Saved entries
####################

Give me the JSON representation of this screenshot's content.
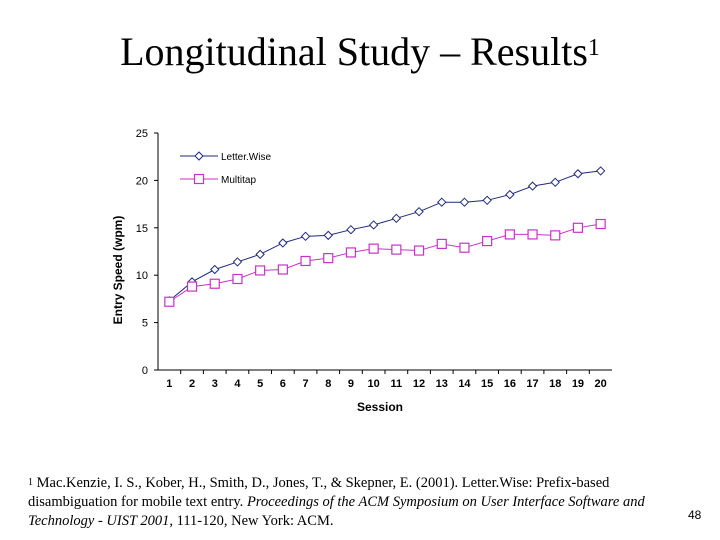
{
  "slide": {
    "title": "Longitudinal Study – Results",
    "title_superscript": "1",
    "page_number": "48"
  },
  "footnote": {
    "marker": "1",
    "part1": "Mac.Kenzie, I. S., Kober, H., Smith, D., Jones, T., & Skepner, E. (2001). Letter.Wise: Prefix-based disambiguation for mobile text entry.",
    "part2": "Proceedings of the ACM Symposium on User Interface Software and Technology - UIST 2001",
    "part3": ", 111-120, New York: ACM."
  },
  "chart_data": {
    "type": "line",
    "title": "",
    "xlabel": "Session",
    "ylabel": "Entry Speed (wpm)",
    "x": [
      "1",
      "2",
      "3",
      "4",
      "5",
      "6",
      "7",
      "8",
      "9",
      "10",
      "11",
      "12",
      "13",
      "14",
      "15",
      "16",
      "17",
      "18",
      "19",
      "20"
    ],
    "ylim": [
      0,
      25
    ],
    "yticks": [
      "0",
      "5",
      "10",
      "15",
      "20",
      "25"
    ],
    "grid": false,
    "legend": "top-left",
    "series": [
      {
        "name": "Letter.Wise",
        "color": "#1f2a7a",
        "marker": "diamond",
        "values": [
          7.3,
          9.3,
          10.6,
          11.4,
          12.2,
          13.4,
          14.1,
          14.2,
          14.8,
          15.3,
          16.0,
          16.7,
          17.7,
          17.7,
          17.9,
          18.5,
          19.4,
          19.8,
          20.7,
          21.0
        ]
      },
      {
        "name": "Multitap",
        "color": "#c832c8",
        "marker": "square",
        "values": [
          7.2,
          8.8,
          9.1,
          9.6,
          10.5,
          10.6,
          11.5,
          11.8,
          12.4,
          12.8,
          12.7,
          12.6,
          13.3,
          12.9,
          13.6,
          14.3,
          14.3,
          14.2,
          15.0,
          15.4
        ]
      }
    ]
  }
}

####################

EXERCISE TASK
Where a line of the data holds "Wise", show that line.

TASK RESULT
    "part1": "Mac.Kenzie, I. S., Kober, H., Smith, D., Jones, T., & Skepner, E. (2001). Letter.Wise: Prefix-based disambiguation for mobile text entry.",
        "name": "Letter.Wise",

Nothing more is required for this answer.